Material to process:
========
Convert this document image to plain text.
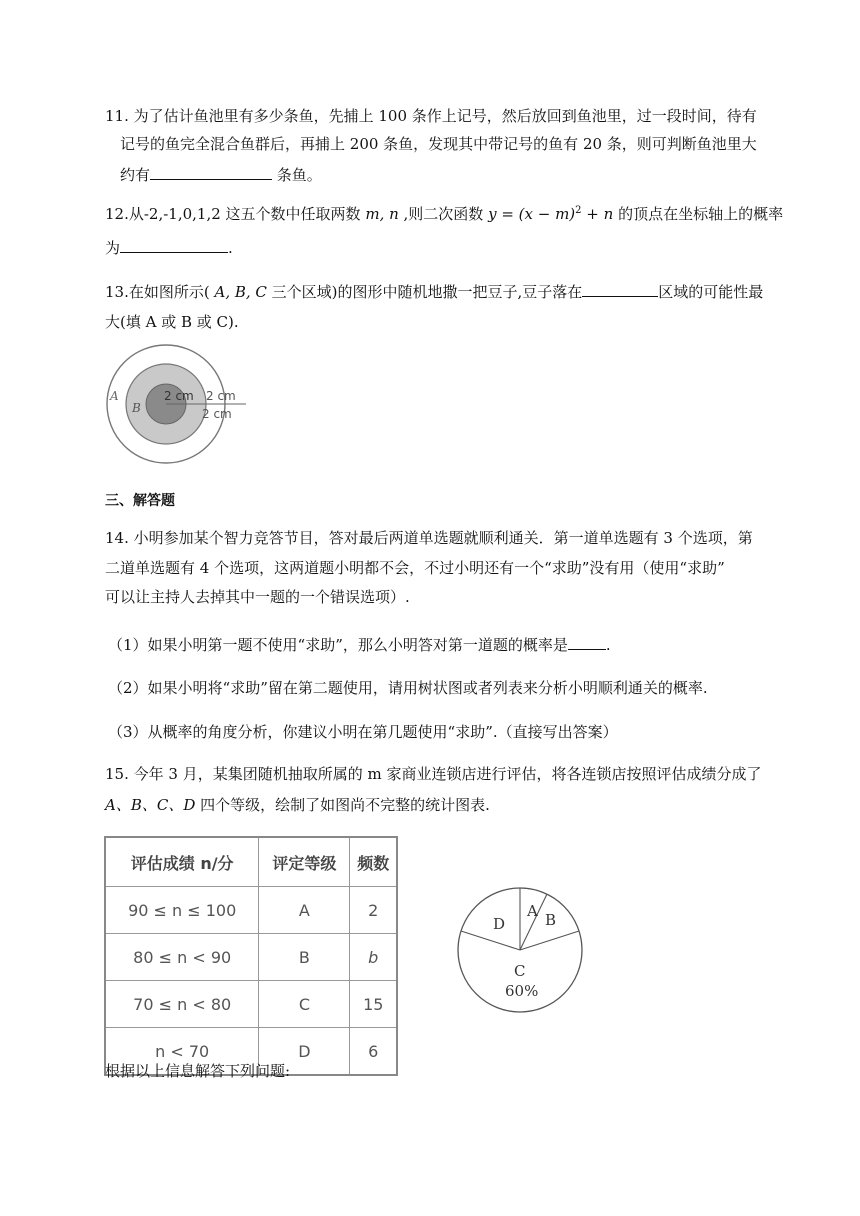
11. 为了估计鱼池里有多少条鱼，先捕上 100 条作上记号，然后放回到鱼池里，过一段时间，待有
记号的鱼完全混合鱼群后，再捕上 200 条鱼，发现其中带记号的鱼有 20 条，则可判断鱼池里大
约有	条鱼。
12.从-2,-1,0,1,2 这五个数中任取两数 m, n ,则二次函数 $y = (x - m)^2 + n$ 的顶点在坐标轴上的概率
为	.
13.在如图所示( A, B, C 三个区域)的图形中随机地撒一把豆子,豆子落在	区域的可能性最
大(填 A 或 B 或 C).
A
B
2 cm 2 cm
2 cm
三、解答题
14. 小明参加某个智力竞答节目，答对最后两道单选题就顺利通关．第一道单选题有 3 个选项，第
二道单选题有 4 个选项，这两道题小明都不会，不过小明还有一个“求助”没有用（使用“求助”
可以让主持人去掉其中一题的一个错误选项）.
（1）如果小明第一题不使用“求助”，那么小明答对第一道题的概率是	.
（2）如果小明将“求助”留在第二题使用，请用树状图或者列表来分析小明顺利通关的概率.
（3）从概率的角度分析，你建议小明在第几题使用“求助”.（直接写出答案）
15. 今年 3 月，某集团随机抽取所属的 m 家商业连锁店进行评估，将各连锁店按照评估成绩分成了
A、B、C、D 四个等级，绘制了如图尚不完整的统计图表.
评估成绩 n/分	评定等级	频数
90 ≤ n ≤ 100	A	2
80 ≤ n < 90	B	b
70 ≤ n < 80	C	15
n < 70	D	6
A B
D
C
60%
根据以上信息解答下列问题:
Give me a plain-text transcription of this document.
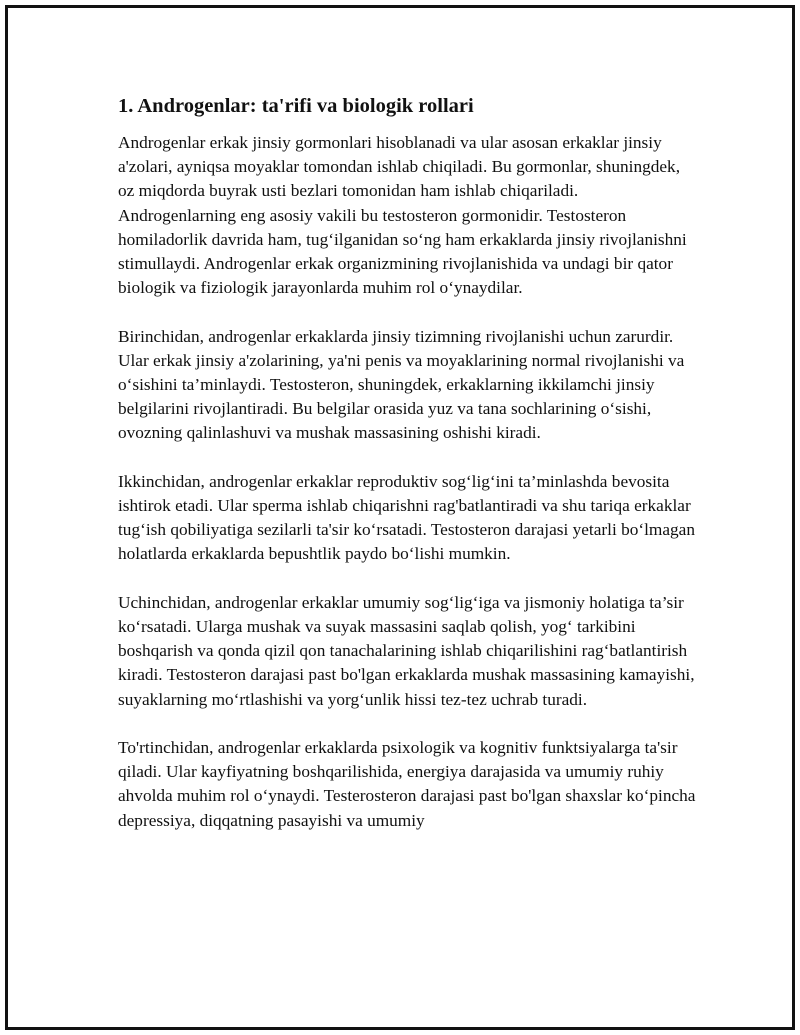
1. Androgenlar: ta'rifi va biologik rollari

Androgenlar erkak jinsiy gormonlari hisoblanadi va ular asosan erkaklar jinsiy a'zolari, ayniqsa moyaklar tomondan ishlab chiqiladi. Bu gormonlar, shuningdek, oz miqdorda buyrak usti bezlari tomonidan ham ishlab chiqariladi. Androgenlarning eng asosiy vakili bu testosteron gormonidir. Testosteron homiladorlik davrida ham, tug‘ilganidan so‘ng ham erkaklarda jinsiy rivojlanishni stimullaydi. Androgenlar erkak organizmining rivojlanishida va undagi bir qator biologik va fiziologik jarayonlarda muhim rol o‘ynaydilar.

Birinchidan, androgenlar erkaklarda jinsiy tizimning rivojlanishi uchun zarurdir. Ular erkak jinsiy a'zolarining, ya'ni penis va moyaklarining normal rivojlanishi va o‘sishini ta’minlaydi. Testosteron, shuningdek, erkaklarning ikkilamchi jinsiy belgilarini rivojlantiradi. Bu belgilar orasida yuz va tana sochlarining o‘sishi, ovozning qalinlashuvi va mushak massasining oshishi kiradi.

Ikkinchidan, androgenlar erkaklar reproduktiv sog‘lig‘ini ta’minlashda bevosita ishtirok etadi. Ular sperma ishlab chiqarishni rag'batlantiradi va shu tariqa erkaklar tug‘ish qobiliyatiga sezilarli ta'sir ko‘rsatadi. Testosteron darajasi yetarli bo‘lmagan holatlarda erkaklarda bepushtlik paydo bo‘lishi mumkin.

Uchinchidan, androgenlar erkaklar umumiy sog‘lig‘iga va jismoniy holatiga ta’sir ko‘rsatadi. Ularga mushak va suyak massasini saqlab qolish, yog‘ tarkibini boshqarish va qonda qizil qon tanachalarining ishlab chiqarilishini rag‘batlantirish kiradi. Testosteron darajasi past bo'lgan erkaklarda mushak massasining kamayishi, suyaklarning mo‘rtlashishi va yorg‘unlik hissi tez-tez uchrab turadi.

To'rtinchidan, androgenlar erkaklarda psixologik va kognitiv funktsiyalarga ta'sir qiladi. Ular kayfiyatning boshqarilishida, energiya darajasida va umumiy ruhiy ahvolda muhim rol o‘ynaydi. Testerosteron darajasi past bo'lgan shaxslar ko‘pincha depressiya, diqqatning pasayishi va umumiy
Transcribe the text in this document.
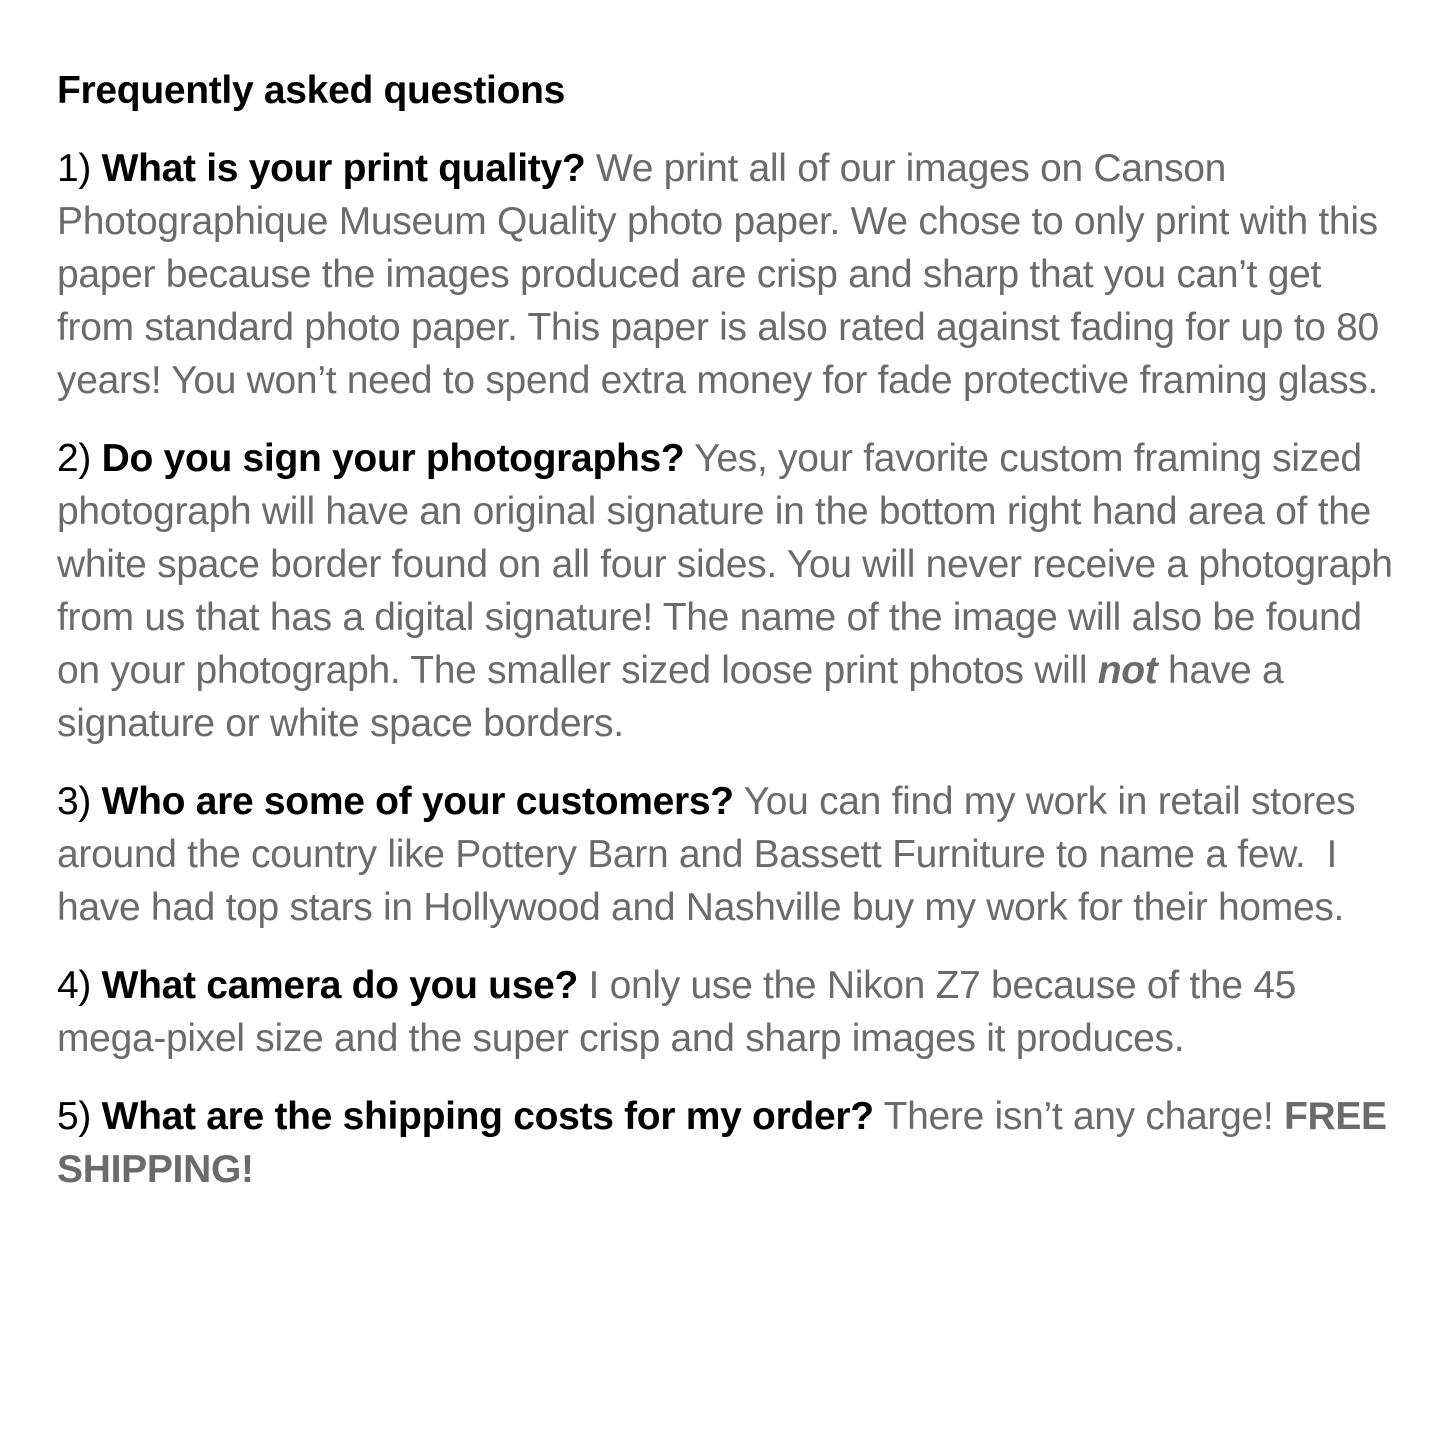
Frequently asked questions

1) What is your print quality? We print all of our images on Canson Photographique Museum Quality photo paper. We chose to only print with this paper because the images produced are crisp and sharp that you can’t get from standard photo paper. This paper is also rated against fading for up to 80 years! You won’t need to spend extra money for fade protective framing glass.

2) Do you sign your photographs? Yes, your favorite custom framing sized photograph will have an original signature in the bottom right hand area of the white space border found on all four sides. You will never receive a photograph from us that has a digital signature! The name of the image will also be found on your photograph. The smaller sized loose print photos will not have a signature or white space borders.

3) Who are some of your customers? You can find my work in retail stores around the country like Pottery Barn and Bassett Furniture to name a few.  I have had top stars in Hollywood and Nashville buy my work for their homes.

4) What camera do you use? I only use the Nikon Z7 because of the 45 mega-pixel size and the super crisp and sharp images it produces.

5) What are the shipping costs for my order? There isn’t any charge! FREE SHIPPING!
========
Your copy of the data should match it exactly, except that pictures are left out.

Convert this document image to plain text.
11. 为了估计鱼池里有多少条鱼，先捕上 100 条作上记号，然后放回到鱼池里，过一段时间，待有
记号的鱼完全混合鱼群后，再捕上 200 条鱼，发现其中带记号的鱼有 20 条，则可判断鱼池里大
约有	条鱼。
12.从-2,-1,0,1,2 这五个数中任取两数 m, n ,则二次函数 $y = (x - m)^2 + n$ 的顶点在坐标轴上的概率
为	.
13.在如图所示( A, B, C 三个区域)的图形中随机地撒一把豆子,豆子落在	区域的可能性最
大(填 A 或 B 或 C).
A
B
2 cm 2 cm
2 cm
三、解答题
14. 小明参加某个智力竞答节目，答对最后两道单选题就顺利通关．第一道单选题有 3 个选项，第
二道单选题有 4 个选项，这两道题小明都不会，不过小明还有一个“求助”没有用（使用“求助”
可以让主持人去掉其中一题的一个错误选项）.
（1）如果小明第一题不使用“求助”，那么小明答对第一道题的概率是	.
（2）如果小明将“求助”留在第二题使用，请用树状图或者列表来分析小明顺利通关的概率.
（3）从概率的角度分析，你建议小明在第几题使用“求助”.（直接写出答案）
15. 今年 3 月，某集团随机抽取所属的 m 家商业连锁店进行评估，将各连锁店按照评估成绩分成了
A、B、C、D 四个等级，绘制了如图尚不完整的统计图表.
评估成绩 n/分	评定等级	频数
90 ≤ n ≤ 100	A	2
80 ≤ n < 90	B	b
70 ≤ n < 80	C	15
n < 70	D	6
A B
D
C
60%
根据以上信息解答下列问题:
Give me a plain-text transcription of this document.
1. Androgenlar: ta'rifi va biologik rollari

Androgenlar erkak jinsiy gormonlari hisoblanadi va ular asosan erkaklar jinsiy a'zolari, ayniqsa moyaklar tomondan ishlab chiqiladi. Bu gormonlar, shuningdek, oz miqdorda buyrak usti bezlari tomonidan ham ishlab chiqariladi. Androgenlarning eng asosiy vakili bu testosteron gormonidir. Testosteron homiladorlik davrida ham, tug‘ilganidan so‘ng ham erkaklarda jinsiy rivojlanishni stimullaydi. Androgenlar erkak organizmining rivojlanishida va undagi bir qator biologik va fiziologik jarayonlarda muhim rol o‘ynaydilar.

Birinchidan, androgenlar erkaklarda jinsiy tizimning rivojlanishi uchun zarurdir. Ular erkak jinsiy a'zolarining, ya'ni penis va moyaklarining normal rivojlanishi va o‘sishini ta’minlaydi. Testosteron, shuningdek, erkaklarning ikkilamchi jinsiy belgilarini rivojlantiradi. Bu belgilar orasida yuz va tana sochlarining o‘sishi, ovozning qalinlashuvi va mushak massasining oshishi kiradi.

Ikkinchidan, androgenlar erkaklar reproduktiv sog‘lig‘ini ta’minlashda bevosita ishtirok etadi. Ular sperma ishlab chiqarishni rag'batlantiradi va shu tariqa erkaklar tug‘ish qobiliyatiga sezilarli ta'sir ko‘rsatadi. Testosteron darajasi yetarli bo‘lmagan holatlarda erkaklarda bepushtlik paydo bo‘lishi mumkin.

Uchinchidan, androgenlar erkaklar umumiy sog‘lig‘iga va jismoniy holatiga ta’sir ko‘rsatadi. Ularga mushak va suyak massasini saqlab qolish, yog‘ tarkibini boshqarish va qonda qizil qon tanachalarining ishlab chiqarilishini rag‘batlantirish kiradi. Testosteron darajasi past bo'lgan erkaklarda mushak massasining kamayishi, suyaklarning mo‘rtlashishi va yorg‘unlik hissi tez-tez uchrab turadi.

To'rtinchidan, androgenlar erkaklarda psixologik va kognitiv funktsiyalarga ta'sir qiladi. Ular kayfiyatning boshqarilishida, energiya darajasida va umumiy ruhiy ahvolda muhim rol o‘ynaydi. Testerosteron darajasi past bo'lgan shaxslar ko‘pincha depressiya, diqqatning pasayishi va umumiy
Transcribe the text in this document.
Frequently asked questions

1) What is your print quality? We print all of our images on Canson Photographique Museum Quality photo paper. We chose to only print with this paper because the images produced are crisp and sharp that you can’t get from standard photo paper. This paper is also rated against fading for up to 80 years! You won’t need to spend extra money for fade protective framing glass.

2) Do you sign your photographs? Yes, your favorite custom framing sized photograph will have an original signature in the bottom right hand area of the white space border found on all four sides. You will never receive a photograph from us that has a digital signature! The name of the image will also be found on your photograph. The smaller sized loose print photos will not have a signature or white space borders.

3) Who are some of your customers? You can find my work in retail stores around the country like Pottery Barn and Bassett Furniture to name a few.  I have had top stars in Hollywood and Nashville buy my work for their homes.

4) What camera do you use? I only use the Nikon Z7 because of the 45 mega-pixel size and the super crisp and sharp images it produces.

5) What are the shipping costs for my order? There isn’t any charge! FREE SHIPPING!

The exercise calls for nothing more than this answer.